→ Instructions for the task
Will you quote all of the entries, word for word?

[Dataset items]
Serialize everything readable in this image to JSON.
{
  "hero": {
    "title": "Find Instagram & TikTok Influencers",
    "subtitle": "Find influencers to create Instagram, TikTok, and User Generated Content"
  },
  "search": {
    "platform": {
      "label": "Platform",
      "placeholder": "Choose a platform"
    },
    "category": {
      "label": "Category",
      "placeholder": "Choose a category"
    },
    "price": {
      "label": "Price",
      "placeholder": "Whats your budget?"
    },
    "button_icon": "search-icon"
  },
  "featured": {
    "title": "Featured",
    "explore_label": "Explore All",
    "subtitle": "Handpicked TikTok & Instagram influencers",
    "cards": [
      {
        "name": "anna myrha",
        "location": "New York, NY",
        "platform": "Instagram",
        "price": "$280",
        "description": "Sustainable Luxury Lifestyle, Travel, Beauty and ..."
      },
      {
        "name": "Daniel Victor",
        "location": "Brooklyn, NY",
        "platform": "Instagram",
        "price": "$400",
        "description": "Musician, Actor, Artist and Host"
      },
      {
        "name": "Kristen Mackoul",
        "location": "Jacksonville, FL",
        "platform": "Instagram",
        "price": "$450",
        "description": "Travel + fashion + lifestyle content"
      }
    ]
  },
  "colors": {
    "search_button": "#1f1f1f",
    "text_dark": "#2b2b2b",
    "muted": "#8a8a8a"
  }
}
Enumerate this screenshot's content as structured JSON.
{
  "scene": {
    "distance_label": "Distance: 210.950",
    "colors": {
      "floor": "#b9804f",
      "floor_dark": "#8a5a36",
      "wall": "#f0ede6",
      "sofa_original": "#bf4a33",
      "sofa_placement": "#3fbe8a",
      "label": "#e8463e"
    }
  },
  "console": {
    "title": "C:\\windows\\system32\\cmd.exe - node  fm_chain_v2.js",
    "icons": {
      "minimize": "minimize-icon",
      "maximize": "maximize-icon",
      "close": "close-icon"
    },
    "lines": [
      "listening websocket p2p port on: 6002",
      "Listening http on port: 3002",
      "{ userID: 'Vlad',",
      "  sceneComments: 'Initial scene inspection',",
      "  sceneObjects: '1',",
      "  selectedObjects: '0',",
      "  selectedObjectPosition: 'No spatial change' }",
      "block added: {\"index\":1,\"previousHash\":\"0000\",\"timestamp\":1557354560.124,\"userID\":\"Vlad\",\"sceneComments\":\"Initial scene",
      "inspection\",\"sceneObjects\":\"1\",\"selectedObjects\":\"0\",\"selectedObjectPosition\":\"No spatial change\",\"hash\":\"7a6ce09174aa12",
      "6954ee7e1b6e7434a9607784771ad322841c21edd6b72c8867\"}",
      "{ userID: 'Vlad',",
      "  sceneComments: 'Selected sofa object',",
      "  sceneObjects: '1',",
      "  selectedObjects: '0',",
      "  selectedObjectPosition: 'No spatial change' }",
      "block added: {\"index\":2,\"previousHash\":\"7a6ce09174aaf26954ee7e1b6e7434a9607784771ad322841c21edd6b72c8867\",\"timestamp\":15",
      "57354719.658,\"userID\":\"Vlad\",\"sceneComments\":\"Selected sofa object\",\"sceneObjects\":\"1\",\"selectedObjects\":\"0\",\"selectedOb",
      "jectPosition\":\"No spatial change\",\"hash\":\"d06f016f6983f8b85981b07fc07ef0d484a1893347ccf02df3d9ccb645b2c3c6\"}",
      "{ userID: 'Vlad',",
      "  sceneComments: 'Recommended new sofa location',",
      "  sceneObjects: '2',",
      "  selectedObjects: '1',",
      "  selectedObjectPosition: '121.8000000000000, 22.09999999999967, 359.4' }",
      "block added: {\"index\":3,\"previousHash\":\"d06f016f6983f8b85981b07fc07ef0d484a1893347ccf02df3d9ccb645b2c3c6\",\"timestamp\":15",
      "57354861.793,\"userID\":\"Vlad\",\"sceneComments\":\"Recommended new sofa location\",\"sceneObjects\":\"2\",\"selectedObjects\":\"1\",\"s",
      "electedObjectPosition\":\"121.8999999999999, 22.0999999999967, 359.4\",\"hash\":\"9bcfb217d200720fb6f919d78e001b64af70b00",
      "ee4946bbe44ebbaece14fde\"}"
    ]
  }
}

→ Exercise response
Serialize everything readable in this image to JSON.
{
  "hero": {
    "title": "Find Instagram & TikTok Influencers",
    "subtitle": "Find influencers to create Instagram, TikTok, and User Generated Content"
  },
  "search": {
    "platform": {
      "label": "Platform",
      "placeholder": "Choose a platform"
    },
    "category": {
      "label": "Category",
      "placeholder": "Choose a category"
    },
    "price": {
      "label": "Price",
      "placeholder": "Whats your budget?"
    },
    "button_icon": "search-icon"
  },
  "featured": {
    "title": "Featured",
    "explore_label": "Explore All",
    "subtitle": "Handpicked TikTok & Instagram influencers",
    "cards": [
      {
        "name": "anna myrha",
        "location": "New York, NY",
        "platform": "Instagram",
        "price": "$280",
        "description": "Sustainable Luxury Lifestyle, Travel, Beauty and ..."
      },
      {
        "name": "Daniel Victor",
        "location": "Brooklyn, NY",
        "platform": "Instagram",
        "price": "$400",
        "description": "Musician, Actor, Artist and Host"
      },
      {
        "name": "Kristen Mackoul",
        "location": "Jacksonville, FL",
        "platform": "Instagram",
        "price": "$450",
        "description": "Travel + fashion + lifestyle content"
      }
    ]
  },
  "colors": {
    "search_button": "#1f1f1f",
    "text_dark": "#2b2b2b",
    "muted": "#8a8a8a"
  }
}
Enumerate this screenshot's content as structured JSON.
{
  "scene": {
    "distance_label": "Distance: 210.950",
    "colors": {
      "floor": "#b9804f",
      "floor_dark": "#8a5a36",
      "wall": "#f0ede6",
      "sofa_original": "#bf4a33",
      "sofa_placement": "#3fbe8a",
      "label": "#e8463e"
    }
  },
  "console": {
    "title": "C:\\windows\\system32\\cmd.exe - node  fm_chain_v2.js",
    "icons": {
      "minimize": "minimize-icon",
      "maximize": "maximize-icon",
      "close": "close-icon"
    },
    "lines": [
      "listening websocket p2p port on: 6002",
      "Listening http on port: 3002",
      "{ userID: 'Vlad',",
      "  sceneComments: 'Initial scene inspection',",
      "  sceneObjects: '1',",
      "  selectedObjects: '0',",
      "  selectedObjectPosition: 'No spatial change' }",
      "block added: {\"index\":1,\"previousHash\":\"0000\",\"timestamp\":1557354560.124,\"userID\":\"Vlad\",\"sceneComments\":\"Initial scene",
      "inspection\",\"sceneObjects\":\"1\",\"selectedObjects\":\"0\",\"selectedObjectPosition\":\"No spatial change\",\"hash\":\"7a6ce09174aa12",
      "6954ee7e1b6e7434a9607784771ad322841c21edd6b72c8867\"}",
      "{ userID: 'Vlad',",
      "  sceneComments: 'Selected sofa object',",
      "  sceneObjects: '1',",
      "  selectedObjects: '0',",
      "  selectedObjectPosition: 'No spatial change' }",
      "block added: {\"index\":2,\"previousHash\":\"7a6ce09174aaf26954ee7e1b6e7434a9607784771ad322841c21edd6b72c8867\",\"timestamp\":15",
      "57354719.658,\"userID\":\"Vlad\",\"sceneComments\":\"Selected sofa object\",\"sceneObjects\":\"1\",\"selectedObjects\":\"0\",\"selectedOb",
      "jectPosition\":\"No spatial change\",\"hash\":\"d06f016f6983f8b85981b07fc07ef0d484a1893347ccf02df3d9ccb645b2c3c6\"}",
      "{ userID: 'Vlad',",
      "  sceneComments: 'Recommended new sofa location',",
      "  sceneObjects: '2',",
      "  selectedObjects: '1',",
      "  selectedObjectPosition: '121.8000000000000, 22.09999999999967, 359.4' }",
      "block added: {\"index\":3,\"previousHash\":\"d06f016f6983f8b85981b07fc07ef0d484a1893347ccf02df3d9ccb645b2c3c6\",\"timestamp\":15",
      "57354861.793,\"userID\":\"Vlad\",\"sceneComments\":\"Recommended new sofa location\",\"sceneObjects\":\"2\",\"selectedObjects\":\"1\",\"s",
      "electedObjectPosition\":\"121.8999999999999, 22.0999999999967, 359.4\",\"hash\":\"9bcfb217d200720fb6f919d78e001b64af70b00",
      "ee4946bbe44ebbaece14fde\"}"
    ]
  }
}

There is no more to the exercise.